WORK TO BE COMPLETED
Copy out all of the data below with no alterations.

Stored entries:
* START *

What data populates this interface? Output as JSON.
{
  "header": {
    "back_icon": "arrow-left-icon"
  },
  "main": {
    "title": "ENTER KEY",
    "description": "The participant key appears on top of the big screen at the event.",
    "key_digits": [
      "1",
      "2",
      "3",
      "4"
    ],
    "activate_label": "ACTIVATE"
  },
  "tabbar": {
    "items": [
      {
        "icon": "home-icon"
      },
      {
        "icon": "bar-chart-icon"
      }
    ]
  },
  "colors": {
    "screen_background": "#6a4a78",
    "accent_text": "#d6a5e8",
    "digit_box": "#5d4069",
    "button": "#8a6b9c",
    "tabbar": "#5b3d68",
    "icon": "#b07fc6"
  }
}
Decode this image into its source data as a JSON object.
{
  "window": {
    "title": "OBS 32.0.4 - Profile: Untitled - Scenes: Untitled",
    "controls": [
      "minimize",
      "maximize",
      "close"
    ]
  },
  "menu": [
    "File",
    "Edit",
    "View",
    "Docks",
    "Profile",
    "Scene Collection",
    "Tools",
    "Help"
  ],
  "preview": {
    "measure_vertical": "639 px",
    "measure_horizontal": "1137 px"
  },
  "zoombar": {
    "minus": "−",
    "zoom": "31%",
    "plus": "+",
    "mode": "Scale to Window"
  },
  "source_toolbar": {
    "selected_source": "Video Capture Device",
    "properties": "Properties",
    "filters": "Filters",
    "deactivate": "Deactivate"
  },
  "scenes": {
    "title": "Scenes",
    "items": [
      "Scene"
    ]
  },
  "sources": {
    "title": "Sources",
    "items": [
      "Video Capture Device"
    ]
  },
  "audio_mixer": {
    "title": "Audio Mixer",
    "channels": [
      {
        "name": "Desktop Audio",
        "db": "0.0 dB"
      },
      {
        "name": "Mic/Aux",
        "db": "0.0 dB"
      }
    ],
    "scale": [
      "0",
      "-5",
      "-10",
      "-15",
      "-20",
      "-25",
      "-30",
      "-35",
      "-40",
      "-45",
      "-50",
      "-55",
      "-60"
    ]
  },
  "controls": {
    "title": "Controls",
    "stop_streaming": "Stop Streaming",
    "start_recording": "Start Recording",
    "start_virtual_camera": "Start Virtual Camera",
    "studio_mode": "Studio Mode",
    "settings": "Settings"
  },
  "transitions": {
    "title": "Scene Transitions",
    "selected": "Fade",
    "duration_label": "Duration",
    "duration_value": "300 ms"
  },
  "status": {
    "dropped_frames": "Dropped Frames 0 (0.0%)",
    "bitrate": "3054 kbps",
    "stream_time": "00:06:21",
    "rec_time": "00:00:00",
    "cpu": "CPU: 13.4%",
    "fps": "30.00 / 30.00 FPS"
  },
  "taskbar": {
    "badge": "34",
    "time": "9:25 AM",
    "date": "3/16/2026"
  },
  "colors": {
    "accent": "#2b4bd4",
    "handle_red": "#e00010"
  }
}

* END *

ANSWER FOR THE TASK
What data populates this interface? Output as JSON.
{
  "header": {
    "back_icon": "arrow-left-icon"
  },
  "main": {
    "title": "ENTER KEY",
    "description": "The participant key appears on top of the big screen at the event.",
    "key_digits": [
      "1",
      "2",
      "3",
      "4"
    ],
    "activate_label": "ACTIVATE"
  },
  "tabbar": {
    "items": [
      {
        "icon": "home-icon"
      },
      {
        "icon": "bar-chart-icon"
      }
    ]
  },
  "colors": {
    "screen_background": "#6a4a78",
    "accent_text": "#d6a5e8",
    "digit_box": "#5d4069",
    "button": "#8a6b9c",
    "tabbar": "#5b3d68",
    "icon": "#b07fc6"
  }
}
Decode this image into its source data as a JSON object.
{
  "window": {
    "title": "OBS 32.0.4 - Profile: Untitled - Scenes: Untitled",
    "controls": [
      "minimize",
      "maximize",
      "close"
    ]
  },
  "menu": [
    "File",
    "Edit",
    "View",
    "Docks",
    "Profile",
    "Scene Collection",
    "Tools",
    "Help"
  ],
  "preview": {
    "measure_vertical": "639 px",
    "measure_horizontal": "1137 px"
  },
  "zoombar": {
    "minus": "−",
    "zoom": "31%",
    "plus": "+",
    "mode": "Scale to Window"
  },
  "source_toolbar": {
    "selected_source": "Video Capture Device",
    "properties": "Properties",
    "filters": "Filters",
    "deactivate": "Deactivate"
  },
  "scenes": {
    "title": "Scenes",
    "items": [
      "Scene"
    ]
  },
  "sources": {
    "title": "Sources",
    "items": [
      "Video Capture Device"
    ]
  },
  "audio_mixer": {
    "title": "Audio Mixer",
    "channels": [
      {
        "name": "Desktop Audio",
        "db": "0.0 dB"
      },
      {
        "name": "Mic/Aux",
        "db": "0.0 dB"
      }
    ],
    "scale": [
      "0",
      "-5",
      "-10",
      "-15",
      "-20",
      "-25",
      "-30",
      "-35",
      "-40",
      "-45",
      "-50",
      "-55",
      "-60"
    ]
  },
  "controls": {
    "title": "Controls",
    "stop_streaming": "Stop Streaming",
    "start_recording": "Start Recording",
    "start_virtual_camera": "Start Virtual Camera",
    "studio_mode": "Studio Mode",
    "settings": "Settings"
  },
  "transitions": {
    "title": "Scene Transitions",
    "selected": "Fade",
    "duration_label": "Duration",
    "duration_value": "300 ms"
  },
  "status": {
    "dropped_frames": "Dropped Frames 0 (0.0%)",
    "bitrate": "3054 kbps",
    "stream_time": "00:06:21",
    "rec_time": "00:00:00",
    "cpu": "CPU: 13.4%",
    "fps": "30.00 / 30.00 FPS"
  },
  "taskbar": {
    "badge": "34",
    "time": "9:25 AM",
    "date": "3/16/2026"
  },
  "colors": {
    "accent": "#2b4bd4",
    "handle_red": "#e00010"
  }
}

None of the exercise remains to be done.